THE EXERCISE: Keep only the lines where "index" appears.

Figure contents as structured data
┌──
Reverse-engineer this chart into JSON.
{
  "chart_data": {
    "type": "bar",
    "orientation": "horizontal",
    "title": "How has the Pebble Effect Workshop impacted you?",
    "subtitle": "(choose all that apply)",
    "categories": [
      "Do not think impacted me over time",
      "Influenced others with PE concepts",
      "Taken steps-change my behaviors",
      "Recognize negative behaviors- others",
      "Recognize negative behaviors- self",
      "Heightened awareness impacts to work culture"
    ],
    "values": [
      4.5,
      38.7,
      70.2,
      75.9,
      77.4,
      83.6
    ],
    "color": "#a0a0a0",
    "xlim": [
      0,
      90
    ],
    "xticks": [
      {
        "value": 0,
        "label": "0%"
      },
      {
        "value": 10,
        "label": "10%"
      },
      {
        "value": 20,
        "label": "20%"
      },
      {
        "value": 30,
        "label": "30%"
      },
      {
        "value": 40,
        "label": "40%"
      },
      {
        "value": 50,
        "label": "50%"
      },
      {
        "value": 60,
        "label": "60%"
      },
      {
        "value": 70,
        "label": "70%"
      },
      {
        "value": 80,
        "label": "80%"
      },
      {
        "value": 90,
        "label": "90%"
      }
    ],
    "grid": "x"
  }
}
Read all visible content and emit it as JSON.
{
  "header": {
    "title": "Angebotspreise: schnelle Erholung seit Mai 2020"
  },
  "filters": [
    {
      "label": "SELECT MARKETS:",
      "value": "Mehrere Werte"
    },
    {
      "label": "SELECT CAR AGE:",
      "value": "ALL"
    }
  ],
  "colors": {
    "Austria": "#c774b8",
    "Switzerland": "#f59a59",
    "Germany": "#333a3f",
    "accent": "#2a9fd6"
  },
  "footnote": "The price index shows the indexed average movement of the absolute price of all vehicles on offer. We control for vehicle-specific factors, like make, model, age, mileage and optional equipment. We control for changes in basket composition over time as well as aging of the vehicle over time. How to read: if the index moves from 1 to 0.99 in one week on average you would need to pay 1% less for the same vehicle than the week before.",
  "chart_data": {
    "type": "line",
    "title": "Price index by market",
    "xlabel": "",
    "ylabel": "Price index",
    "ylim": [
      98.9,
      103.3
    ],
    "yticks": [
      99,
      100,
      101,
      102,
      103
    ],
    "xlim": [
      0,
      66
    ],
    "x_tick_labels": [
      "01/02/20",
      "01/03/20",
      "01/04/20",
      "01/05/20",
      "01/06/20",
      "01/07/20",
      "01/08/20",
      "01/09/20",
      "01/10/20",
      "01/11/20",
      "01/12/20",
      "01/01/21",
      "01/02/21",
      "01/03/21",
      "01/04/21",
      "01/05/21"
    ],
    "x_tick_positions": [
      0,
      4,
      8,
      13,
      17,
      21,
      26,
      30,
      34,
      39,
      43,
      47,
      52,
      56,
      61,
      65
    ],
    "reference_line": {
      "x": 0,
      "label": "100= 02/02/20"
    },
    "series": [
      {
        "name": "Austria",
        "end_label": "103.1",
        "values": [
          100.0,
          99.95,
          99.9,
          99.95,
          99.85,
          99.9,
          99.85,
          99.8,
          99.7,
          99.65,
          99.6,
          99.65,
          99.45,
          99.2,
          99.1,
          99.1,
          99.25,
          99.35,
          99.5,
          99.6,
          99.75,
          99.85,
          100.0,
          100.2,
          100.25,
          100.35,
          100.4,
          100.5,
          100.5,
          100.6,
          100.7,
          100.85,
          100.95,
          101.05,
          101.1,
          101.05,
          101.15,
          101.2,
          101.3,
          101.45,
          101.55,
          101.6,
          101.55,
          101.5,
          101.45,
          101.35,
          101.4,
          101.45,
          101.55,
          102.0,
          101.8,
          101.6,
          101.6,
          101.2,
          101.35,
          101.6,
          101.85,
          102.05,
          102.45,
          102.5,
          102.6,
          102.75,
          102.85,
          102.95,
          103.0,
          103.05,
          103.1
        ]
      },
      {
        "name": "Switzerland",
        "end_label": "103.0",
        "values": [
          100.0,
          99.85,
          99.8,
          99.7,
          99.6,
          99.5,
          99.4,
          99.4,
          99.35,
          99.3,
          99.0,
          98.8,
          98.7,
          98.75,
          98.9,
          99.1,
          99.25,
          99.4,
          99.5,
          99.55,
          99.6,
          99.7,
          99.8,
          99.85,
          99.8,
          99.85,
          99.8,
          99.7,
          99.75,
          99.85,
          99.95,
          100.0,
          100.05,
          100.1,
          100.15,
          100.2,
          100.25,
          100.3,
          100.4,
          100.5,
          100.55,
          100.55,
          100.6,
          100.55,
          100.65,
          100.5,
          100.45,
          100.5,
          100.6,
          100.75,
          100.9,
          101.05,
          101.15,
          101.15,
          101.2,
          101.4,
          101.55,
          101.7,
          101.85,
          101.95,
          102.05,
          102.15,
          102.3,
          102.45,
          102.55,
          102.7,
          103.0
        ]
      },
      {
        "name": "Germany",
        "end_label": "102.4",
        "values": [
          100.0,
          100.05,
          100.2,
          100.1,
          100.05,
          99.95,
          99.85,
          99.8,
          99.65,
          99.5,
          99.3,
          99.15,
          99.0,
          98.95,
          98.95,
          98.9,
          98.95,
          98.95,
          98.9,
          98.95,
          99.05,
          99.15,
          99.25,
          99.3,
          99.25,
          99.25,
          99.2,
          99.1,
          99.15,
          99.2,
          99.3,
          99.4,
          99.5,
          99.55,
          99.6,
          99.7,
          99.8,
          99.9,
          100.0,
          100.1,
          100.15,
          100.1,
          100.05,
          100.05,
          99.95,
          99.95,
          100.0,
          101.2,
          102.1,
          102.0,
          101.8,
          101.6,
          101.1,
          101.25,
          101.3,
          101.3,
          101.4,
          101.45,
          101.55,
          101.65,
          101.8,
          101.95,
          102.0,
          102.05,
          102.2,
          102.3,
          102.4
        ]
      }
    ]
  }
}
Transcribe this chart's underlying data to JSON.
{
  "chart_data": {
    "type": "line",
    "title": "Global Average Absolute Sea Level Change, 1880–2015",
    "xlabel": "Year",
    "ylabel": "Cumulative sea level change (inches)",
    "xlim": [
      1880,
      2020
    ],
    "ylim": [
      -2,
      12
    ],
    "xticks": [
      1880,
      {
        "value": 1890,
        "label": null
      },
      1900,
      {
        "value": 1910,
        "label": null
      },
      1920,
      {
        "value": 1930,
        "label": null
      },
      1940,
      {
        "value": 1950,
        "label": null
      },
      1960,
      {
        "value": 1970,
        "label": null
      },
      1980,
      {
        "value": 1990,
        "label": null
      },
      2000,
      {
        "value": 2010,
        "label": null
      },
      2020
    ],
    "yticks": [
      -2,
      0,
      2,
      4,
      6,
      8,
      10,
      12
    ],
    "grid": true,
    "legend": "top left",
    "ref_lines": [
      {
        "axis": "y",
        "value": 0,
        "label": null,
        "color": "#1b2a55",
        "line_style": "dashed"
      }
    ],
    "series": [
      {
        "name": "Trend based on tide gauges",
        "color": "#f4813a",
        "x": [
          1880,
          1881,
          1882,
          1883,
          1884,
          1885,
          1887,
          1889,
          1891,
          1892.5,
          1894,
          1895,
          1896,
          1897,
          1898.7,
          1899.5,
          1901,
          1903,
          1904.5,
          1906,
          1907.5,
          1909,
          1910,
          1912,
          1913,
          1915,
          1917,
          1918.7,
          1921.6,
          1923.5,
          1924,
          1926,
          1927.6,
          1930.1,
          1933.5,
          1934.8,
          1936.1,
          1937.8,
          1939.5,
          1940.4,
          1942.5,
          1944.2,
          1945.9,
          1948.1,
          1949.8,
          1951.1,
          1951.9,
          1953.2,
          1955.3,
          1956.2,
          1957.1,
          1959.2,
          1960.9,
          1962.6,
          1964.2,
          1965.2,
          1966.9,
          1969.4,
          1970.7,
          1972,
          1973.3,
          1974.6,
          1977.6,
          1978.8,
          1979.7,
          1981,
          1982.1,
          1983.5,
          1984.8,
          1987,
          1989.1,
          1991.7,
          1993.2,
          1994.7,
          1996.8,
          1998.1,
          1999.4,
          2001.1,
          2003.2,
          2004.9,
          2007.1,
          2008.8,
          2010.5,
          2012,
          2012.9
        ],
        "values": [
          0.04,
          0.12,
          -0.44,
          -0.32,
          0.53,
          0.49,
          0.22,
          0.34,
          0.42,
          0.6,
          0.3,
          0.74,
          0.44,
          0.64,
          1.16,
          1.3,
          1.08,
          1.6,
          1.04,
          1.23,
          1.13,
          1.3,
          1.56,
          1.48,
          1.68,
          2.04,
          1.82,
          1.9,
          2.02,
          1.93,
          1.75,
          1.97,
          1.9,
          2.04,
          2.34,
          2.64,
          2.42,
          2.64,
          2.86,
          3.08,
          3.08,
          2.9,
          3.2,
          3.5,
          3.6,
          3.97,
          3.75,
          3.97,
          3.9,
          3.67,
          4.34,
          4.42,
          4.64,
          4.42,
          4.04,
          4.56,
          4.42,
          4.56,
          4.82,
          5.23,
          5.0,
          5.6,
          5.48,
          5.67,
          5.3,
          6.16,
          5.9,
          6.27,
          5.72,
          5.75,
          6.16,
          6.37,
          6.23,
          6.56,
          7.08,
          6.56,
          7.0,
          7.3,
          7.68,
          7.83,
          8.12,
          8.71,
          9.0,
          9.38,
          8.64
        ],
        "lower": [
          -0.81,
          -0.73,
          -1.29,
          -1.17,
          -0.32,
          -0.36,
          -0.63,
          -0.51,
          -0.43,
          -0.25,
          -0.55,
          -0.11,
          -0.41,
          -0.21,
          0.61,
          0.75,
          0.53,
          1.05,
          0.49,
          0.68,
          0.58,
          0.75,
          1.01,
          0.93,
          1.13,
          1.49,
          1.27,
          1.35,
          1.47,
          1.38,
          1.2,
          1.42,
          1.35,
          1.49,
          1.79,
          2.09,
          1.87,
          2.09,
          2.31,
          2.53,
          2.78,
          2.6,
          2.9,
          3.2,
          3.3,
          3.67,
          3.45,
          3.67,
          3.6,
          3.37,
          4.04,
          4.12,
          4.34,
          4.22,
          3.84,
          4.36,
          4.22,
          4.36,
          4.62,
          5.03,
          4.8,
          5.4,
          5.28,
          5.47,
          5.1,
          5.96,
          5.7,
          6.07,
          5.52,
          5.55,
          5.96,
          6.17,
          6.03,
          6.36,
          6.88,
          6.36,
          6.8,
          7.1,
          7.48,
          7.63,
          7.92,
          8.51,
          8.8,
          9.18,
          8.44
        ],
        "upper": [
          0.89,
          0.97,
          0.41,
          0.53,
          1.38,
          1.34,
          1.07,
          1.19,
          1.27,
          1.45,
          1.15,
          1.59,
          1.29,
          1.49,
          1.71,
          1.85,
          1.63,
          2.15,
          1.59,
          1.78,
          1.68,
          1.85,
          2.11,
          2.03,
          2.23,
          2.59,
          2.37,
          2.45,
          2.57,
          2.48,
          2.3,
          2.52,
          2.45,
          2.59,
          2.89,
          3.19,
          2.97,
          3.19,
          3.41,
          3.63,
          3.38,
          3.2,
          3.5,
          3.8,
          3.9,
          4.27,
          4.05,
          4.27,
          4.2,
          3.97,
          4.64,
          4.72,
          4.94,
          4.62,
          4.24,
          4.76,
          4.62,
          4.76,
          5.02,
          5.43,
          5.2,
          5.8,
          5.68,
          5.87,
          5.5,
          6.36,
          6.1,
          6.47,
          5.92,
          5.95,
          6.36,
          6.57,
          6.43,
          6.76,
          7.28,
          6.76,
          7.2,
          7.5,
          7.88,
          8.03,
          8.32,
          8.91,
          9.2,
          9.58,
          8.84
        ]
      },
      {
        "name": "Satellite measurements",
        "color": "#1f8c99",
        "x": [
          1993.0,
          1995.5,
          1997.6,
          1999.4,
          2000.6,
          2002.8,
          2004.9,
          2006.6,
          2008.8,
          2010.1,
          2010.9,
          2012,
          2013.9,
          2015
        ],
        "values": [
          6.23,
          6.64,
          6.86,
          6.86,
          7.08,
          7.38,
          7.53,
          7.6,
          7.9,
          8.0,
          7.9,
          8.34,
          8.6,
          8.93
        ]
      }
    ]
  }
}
└──
RESPONSE TO THE EXERCISE:
  "footnote": "The price index shows the indexed average movement of the absolute price of all vehicles on offer. We control for vehicle-specific factors, like make, model, age, mileage and optional equipment. We control for changes in basket composition over time as well as aging of the vehicle over time. How to read: if the index moves from 1 to 0.99 in one week on average you would need to pay 1% less for the same vehicle than the week before.",
    "title": "Price index by market",
    "ylabel": "Price index",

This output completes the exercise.